The word "Adults" may appear in some lines of the data; copy every such line.

======== Exercise input ========

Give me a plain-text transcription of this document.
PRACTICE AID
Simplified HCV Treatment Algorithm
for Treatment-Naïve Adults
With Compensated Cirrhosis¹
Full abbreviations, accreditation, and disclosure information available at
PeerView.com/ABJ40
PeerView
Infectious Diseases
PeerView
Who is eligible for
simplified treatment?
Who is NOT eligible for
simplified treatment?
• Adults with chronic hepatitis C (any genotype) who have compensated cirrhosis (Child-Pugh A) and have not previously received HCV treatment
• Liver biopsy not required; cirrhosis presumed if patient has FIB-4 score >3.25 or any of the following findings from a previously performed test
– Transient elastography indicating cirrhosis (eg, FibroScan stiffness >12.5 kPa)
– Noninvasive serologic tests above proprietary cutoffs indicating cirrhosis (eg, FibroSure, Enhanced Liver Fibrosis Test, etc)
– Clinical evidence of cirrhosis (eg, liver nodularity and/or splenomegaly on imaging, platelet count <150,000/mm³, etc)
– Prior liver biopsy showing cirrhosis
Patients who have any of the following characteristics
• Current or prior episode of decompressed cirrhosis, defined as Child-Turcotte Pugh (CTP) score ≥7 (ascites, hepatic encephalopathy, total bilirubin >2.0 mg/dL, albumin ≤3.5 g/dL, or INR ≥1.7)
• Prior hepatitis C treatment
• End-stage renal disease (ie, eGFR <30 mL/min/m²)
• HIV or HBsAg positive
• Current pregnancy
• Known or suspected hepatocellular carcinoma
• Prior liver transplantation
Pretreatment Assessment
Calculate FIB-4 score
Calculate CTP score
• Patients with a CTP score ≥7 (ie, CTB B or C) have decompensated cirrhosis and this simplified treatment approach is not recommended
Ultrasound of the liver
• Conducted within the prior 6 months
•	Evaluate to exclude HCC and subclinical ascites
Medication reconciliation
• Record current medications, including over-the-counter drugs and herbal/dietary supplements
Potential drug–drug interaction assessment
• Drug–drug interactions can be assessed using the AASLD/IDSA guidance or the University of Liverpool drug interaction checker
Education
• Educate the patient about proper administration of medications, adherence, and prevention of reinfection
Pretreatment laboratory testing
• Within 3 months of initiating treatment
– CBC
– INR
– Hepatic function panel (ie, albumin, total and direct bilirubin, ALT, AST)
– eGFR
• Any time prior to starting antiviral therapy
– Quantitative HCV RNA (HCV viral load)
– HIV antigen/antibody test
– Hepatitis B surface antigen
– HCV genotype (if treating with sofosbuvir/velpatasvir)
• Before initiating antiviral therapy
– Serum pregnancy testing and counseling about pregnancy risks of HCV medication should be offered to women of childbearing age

========
======== Exercise input ========

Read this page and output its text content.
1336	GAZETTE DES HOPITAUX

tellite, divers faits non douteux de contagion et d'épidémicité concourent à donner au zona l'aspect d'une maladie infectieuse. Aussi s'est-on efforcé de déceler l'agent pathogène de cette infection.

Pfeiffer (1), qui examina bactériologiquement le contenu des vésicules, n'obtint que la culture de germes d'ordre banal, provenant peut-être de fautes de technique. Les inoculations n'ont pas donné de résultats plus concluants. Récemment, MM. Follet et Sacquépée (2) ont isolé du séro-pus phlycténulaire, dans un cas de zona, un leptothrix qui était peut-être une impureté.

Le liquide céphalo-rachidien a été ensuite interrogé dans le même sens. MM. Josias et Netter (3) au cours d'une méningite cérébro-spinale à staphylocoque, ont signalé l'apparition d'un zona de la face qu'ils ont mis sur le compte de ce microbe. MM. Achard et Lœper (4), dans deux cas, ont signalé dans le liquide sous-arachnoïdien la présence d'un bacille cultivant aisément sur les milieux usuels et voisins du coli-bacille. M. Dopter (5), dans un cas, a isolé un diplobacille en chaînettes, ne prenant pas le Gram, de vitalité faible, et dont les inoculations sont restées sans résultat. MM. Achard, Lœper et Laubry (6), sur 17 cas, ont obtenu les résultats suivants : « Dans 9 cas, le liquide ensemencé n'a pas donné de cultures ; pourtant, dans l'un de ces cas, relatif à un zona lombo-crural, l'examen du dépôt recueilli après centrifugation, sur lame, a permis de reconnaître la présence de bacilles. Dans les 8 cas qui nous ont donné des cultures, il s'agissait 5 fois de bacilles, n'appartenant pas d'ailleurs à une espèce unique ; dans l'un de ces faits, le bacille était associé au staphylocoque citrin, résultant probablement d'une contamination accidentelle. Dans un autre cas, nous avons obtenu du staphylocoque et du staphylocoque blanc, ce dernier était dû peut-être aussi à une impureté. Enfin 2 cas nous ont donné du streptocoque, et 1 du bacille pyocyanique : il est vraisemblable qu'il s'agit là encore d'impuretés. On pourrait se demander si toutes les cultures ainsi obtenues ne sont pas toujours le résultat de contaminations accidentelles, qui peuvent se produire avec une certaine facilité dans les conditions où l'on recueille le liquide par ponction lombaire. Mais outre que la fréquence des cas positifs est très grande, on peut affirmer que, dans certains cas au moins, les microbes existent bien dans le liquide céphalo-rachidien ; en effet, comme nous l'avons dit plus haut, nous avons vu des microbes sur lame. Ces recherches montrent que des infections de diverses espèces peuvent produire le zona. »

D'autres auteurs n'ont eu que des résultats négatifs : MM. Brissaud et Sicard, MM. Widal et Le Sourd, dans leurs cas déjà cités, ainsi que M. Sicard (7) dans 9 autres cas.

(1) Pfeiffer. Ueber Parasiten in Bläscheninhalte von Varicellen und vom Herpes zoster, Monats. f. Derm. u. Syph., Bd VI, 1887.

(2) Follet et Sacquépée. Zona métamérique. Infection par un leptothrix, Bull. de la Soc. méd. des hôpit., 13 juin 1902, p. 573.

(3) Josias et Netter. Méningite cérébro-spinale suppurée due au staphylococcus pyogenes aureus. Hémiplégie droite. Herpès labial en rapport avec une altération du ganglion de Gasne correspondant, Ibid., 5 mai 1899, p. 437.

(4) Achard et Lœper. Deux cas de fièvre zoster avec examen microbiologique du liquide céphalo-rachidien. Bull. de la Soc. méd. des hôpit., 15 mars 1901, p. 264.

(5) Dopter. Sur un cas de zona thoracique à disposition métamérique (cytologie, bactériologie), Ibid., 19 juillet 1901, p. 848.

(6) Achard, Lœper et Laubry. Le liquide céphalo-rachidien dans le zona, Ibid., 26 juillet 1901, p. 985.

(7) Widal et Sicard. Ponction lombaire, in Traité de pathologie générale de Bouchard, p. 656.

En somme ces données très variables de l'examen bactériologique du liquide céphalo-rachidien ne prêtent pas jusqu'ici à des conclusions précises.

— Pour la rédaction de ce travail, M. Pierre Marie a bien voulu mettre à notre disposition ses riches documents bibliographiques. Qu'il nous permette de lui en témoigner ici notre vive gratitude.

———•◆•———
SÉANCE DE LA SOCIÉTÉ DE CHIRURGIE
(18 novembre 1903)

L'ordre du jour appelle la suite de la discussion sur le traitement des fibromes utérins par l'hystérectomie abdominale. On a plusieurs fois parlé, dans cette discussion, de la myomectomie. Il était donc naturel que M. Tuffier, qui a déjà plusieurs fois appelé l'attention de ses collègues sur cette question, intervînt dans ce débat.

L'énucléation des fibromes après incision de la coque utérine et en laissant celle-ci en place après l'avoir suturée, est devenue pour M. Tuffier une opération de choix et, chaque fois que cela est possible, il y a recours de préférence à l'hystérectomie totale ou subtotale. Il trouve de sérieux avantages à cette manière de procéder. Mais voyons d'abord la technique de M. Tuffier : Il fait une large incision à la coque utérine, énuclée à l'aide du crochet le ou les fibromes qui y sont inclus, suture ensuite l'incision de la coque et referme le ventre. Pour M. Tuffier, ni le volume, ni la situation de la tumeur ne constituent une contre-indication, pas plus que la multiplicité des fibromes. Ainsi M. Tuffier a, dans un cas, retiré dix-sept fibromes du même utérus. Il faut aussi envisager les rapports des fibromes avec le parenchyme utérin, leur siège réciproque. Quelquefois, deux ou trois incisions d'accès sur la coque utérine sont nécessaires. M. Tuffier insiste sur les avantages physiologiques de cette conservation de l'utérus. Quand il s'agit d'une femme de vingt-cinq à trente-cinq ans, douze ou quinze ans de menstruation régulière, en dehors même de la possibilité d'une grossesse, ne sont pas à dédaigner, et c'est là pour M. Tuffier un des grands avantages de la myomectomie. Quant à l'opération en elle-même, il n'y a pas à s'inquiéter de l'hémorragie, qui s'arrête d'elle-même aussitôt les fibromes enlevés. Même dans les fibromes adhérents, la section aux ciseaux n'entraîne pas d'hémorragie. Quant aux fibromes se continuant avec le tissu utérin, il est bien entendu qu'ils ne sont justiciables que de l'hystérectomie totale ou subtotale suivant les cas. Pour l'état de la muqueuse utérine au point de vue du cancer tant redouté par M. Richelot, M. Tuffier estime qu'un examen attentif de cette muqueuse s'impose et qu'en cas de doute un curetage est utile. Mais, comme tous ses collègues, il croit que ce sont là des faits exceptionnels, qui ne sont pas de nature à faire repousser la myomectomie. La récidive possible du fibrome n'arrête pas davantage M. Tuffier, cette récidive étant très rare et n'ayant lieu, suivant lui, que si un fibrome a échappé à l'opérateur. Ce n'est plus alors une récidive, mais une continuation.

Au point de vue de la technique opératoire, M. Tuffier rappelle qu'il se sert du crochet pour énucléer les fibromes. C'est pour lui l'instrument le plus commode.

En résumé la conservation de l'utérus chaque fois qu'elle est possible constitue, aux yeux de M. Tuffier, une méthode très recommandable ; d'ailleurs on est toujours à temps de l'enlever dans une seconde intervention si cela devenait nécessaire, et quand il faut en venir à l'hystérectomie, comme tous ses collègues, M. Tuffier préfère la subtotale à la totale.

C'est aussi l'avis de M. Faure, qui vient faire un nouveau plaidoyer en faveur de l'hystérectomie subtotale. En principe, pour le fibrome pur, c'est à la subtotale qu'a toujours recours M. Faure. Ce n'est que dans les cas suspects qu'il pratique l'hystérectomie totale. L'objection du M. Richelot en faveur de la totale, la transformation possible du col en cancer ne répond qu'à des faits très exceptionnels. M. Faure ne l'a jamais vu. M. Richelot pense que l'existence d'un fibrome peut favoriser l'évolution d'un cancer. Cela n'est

========

Response ->
for Treatment-Naïve Adults
• Adults with chronic hepatitis C (any genotype) who have compensated cirrhosis (Child-Pugh A) and have not previously received HCV treatment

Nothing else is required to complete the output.